— Start ENTRIES SUPPLIED —

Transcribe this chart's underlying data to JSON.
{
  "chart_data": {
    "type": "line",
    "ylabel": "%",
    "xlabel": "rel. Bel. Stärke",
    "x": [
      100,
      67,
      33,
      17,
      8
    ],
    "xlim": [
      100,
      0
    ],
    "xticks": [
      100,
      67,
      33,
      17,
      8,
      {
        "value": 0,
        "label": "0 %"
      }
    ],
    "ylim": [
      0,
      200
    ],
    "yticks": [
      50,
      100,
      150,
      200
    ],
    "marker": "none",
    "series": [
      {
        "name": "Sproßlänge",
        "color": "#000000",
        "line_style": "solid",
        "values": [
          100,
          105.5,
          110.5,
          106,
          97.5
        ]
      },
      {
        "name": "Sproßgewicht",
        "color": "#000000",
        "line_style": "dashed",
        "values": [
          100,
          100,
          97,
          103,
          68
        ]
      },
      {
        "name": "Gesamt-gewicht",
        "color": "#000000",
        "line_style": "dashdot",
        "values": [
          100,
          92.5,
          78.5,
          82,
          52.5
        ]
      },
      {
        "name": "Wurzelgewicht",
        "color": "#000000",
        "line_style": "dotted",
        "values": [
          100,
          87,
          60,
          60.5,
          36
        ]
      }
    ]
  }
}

— End ENTRIES SUPPLIED —

PROBLEM STATEMENT :: Write out all the records above again, exactly as they stand.

FINISHED ANSWER ::
Transcribe this chart's underlying data to JSON.
{
  "chart_data": {
    "type": "line",
    "ylabel": "%",
    "xlabel": "rel. Bel. Stärke",
    "x": [
      100,
      67,
      33,
      17,
      8
    ],
    "xlim": [
      100,
      0
    ],
    "xticks": [
      100,
      67,
      33,
      17,
      8,
      {
        "value": 0,
        "label": "0 %"
      }
    ],
    "ylim": [
      0,
      200
    ],
    "yticks": [
      50,
      100,
      150,
      200
    ],
    "marker": "none",
    "series": [
      {
        "name": "Sproßlänge",
        "color": "#000000",
        "line_style": "solid",
        "values": [
          100,
          105.5,
          110.5,
          106,
          97.5
        ]
      },
      {
        "name": "Sproßgewicht",
        "color": "#000000",
        "line_style": "dashed",
        "values": [
          100,
          100,
          97,
          103,
          68
        ]
      },
      {
        "name": "Gesamt-gewicht",
        "color": "#000000",
        "line_style": "dashdot",
        "values": [
          100,
          92.5,
          78.5,
          82,
          52.5
        ]
      },
      {
        "name": "Wurzelgewicht",
        "color": "#000000",
        "line_style": "dotted",
        "values": [
          100,
          87,
          60,
          60.5,
          36
        ]
      }
    ]
  }
}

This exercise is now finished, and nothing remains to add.